--- START OF Input ---

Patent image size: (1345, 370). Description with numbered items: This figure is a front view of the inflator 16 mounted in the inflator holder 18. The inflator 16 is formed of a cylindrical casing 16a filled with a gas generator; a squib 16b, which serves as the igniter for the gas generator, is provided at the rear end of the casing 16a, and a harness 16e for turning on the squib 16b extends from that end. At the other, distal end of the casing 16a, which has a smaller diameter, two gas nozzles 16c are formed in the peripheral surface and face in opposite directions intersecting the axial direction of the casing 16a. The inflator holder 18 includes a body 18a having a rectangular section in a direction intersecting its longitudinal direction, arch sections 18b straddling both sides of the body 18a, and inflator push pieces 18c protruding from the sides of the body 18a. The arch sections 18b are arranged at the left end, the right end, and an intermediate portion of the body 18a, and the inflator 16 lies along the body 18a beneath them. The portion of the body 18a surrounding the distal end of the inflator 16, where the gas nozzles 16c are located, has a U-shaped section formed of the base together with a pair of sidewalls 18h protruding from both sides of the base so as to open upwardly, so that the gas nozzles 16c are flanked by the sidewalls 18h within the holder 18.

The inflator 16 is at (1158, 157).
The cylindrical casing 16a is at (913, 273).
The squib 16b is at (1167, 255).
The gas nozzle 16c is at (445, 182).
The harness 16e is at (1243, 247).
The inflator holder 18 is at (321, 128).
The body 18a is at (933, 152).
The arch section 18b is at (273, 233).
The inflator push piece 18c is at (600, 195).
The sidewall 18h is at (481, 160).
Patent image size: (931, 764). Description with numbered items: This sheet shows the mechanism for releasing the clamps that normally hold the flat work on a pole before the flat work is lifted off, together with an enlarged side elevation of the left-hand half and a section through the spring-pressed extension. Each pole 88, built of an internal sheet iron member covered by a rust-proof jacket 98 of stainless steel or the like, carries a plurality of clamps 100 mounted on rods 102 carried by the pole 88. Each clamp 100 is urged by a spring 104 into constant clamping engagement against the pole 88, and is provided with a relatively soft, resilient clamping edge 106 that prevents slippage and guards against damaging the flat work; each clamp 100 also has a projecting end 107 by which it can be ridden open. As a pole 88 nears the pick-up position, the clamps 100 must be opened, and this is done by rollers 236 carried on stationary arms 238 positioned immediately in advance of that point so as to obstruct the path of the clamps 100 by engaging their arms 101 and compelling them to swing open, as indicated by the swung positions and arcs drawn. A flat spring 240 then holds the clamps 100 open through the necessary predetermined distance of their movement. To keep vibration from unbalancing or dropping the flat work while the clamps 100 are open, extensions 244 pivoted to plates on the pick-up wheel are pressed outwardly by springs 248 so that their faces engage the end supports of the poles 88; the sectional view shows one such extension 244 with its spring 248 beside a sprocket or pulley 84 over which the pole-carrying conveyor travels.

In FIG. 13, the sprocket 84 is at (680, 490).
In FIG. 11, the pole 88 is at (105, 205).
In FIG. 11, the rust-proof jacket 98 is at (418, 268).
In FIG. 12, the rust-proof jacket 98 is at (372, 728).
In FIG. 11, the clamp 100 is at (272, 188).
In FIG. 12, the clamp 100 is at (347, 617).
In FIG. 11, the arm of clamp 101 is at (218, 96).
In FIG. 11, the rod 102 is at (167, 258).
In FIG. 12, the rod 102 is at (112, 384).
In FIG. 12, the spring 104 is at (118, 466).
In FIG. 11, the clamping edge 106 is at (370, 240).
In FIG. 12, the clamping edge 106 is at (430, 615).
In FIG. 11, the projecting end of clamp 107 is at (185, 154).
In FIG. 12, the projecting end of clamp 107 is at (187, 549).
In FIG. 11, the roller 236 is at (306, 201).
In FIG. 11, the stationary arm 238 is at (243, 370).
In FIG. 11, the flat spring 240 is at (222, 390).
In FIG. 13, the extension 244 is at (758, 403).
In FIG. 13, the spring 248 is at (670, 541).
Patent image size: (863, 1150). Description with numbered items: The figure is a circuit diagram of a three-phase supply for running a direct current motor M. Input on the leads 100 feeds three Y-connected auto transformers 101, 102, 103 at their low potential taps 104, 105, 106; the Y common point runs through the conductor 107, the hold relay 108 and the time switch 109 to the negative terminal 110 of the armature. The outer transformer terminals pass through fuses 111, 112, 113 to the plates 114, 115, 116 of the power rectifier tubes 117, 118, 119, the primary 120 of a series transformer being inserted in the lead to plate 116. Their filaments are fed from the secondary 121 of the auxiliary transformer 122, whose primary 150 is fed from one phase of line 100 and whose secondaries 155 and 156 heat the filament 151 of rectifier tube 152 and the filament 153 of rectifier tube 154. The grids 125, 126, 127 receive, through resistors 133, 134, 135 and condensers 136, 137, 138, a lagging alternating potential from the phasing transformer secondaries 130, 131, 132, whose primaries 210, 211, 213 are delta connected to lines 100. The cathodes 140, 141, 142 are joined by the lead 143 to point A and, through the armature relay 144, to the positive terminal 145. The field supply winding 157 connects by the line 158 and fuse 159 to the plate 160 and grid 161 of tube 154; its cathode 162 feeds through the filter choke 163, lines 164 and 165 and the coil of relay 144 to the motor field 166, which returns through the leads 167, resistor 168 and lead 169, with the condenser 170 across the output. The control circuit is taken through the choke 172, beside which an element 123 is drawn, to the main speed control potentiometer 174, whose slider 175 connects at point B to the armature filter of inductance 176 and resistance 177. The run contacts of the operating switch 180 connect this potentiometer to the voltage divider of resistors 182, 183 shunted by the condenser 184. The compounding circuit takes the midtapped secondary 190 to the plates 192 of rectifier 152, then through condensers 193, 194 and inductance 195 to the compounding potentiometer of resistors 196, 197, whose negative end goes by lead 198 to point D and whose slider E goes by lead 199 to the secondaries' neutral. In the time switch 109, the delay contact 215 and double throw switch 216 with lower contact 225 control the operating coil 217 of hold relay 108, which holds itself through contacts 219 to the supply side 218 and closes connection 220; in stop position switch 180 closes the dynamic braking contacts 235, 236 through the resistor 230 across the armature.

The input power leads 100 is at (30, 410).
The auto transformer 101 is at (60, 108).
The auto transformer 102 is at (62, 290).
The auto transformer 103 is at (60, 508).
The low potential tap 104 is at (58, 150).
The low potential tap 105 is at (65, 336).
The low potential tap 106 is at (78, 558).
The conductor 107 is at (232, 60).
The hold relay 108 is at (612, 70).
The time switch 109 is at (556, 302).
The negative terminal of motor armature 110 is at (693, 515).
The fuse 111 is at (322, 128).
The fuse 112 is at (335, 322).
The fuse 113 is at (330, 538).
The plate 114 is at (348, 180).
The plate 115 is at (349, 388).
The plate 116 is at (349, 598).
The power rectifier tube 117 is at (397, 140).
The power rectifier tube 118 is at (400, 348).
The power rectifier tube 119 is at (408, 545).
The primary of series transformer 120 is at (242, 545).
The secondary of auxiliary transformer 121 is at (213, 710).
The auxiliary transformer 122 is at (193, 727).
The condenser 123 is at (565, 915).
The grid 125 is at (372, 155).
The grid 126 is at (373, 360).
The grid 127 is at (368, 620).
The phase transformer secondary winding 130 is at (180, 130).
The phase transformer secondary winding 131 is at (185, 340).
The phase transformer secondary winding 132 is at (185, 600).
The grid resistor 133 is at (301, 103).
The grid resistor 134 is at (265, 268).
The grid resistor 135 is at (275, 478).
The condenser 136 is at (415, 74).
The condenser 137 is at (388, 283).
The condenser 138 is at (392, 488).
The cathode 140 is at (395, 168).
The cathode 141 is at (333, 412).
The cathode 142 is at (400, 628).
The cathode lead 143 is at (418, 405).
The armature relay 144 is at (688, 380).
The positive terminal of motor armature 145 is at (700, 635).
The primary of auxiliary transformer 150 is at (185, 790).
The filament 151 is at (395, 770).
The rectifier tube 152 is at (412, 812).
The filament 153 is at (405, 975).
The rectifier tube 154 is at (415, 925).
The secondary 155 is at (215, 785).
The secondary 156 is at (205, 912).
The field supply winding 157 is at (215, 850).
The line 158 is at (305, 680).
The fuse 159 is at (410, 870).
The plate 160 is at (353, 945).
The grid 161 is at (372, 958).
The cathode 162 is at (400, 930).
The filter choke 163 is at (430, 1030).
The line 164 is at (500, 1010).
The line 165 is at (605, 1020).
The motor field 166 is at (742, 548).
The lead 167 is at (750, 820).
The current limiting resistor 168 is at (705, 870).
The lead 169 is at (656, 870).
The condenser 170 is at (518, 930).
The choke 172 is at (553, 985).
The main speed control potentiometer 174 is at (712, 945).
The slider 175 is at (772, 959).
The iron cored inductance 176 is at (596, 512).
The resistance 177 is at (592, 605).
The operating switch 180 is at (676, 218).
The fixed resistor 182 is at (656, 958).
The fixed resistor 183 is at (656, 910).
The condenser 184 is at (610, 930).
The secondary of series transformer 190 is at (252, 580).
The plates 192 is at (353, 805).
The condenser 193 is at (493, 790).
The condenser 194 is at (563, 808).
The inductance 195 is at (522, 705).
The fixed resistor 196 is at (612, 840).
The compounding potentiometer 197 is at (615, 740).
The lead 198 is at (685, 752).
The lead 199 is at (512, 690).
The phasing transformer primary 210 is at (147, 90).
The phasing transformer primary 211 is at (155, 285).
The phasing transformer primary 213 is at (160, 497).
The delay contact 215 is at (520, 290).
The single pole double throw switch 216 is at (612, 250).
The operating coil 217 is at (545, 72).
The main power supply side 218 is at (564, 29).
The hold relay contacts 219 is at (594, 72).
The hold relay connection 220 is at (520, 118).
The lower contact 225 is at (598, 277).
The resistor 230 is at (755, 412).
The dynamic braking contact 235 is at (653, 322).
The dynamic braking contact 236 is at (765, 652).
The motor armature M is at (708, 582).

--- END OF Input ---

■ **Short task**: Present the entries as a numbered list, starting at the very beginning and ending with the line that contains "The inflator push piece 18c is at (600, 195).", and leave out any blank lines.

■ **Written response**:
1. Patent image size: (1345, 370). Description with numbered items: This figure is a front view of the inflator 16 mounted in the inflator holder 18. The inflator 16 is formed of a cylindrical casing 16a filled with a gas generator; a squib 16b, which serves as the igniter for the gas generator, is provided at the rear end of the casing 16a, and a harness 16e for turning on the squib 16b extends from that end. At the other, distal end of the casing 16a, which has a smaller diameter, two gas nozzles 16c are formed in the peripheral surface and face in opposite directions intersecting the axial direction of the casing 16a. The inflator holder 18 includes a body 18a having a rectangular section in a direction intersecting its longitudinal direction, arch sections 18b straddling both sides of the body 18a, and inflator push pieces 18c protruding from the sides of the body 18a. The arch sections 18b are arranged at the left end, the right end, and an intermediate portion of the body 18a, and the inflator 16 lies along the body 18a beneath them. The portion of the body 18a surrounding the distal end of the inflator 16, where the gas nozzles 16c are located, has a U-shaped section formed of the base together with a pair of sidewalls 18h protruding from both sides of the base so as to open upwardly, so that the gas nozzles 16c are flanked by the sidewalls 18h within the holder 18.
2. The inflator 16 is at (1158, 157).
3. The cylindrical casing 16a is at (913, 273).
4. The squib 16b is at (1167, 255).
5. The gas nozzle 16c is at (445, 182).
6. The harness 16e is at (1243, 247).
7. The inflator holder 18 is at (321, 128).
8. The body 18a is at (933, 152).
9. The arch section 18b is at (273, 233).
10. The inflator push piece 18c is at (600, 195).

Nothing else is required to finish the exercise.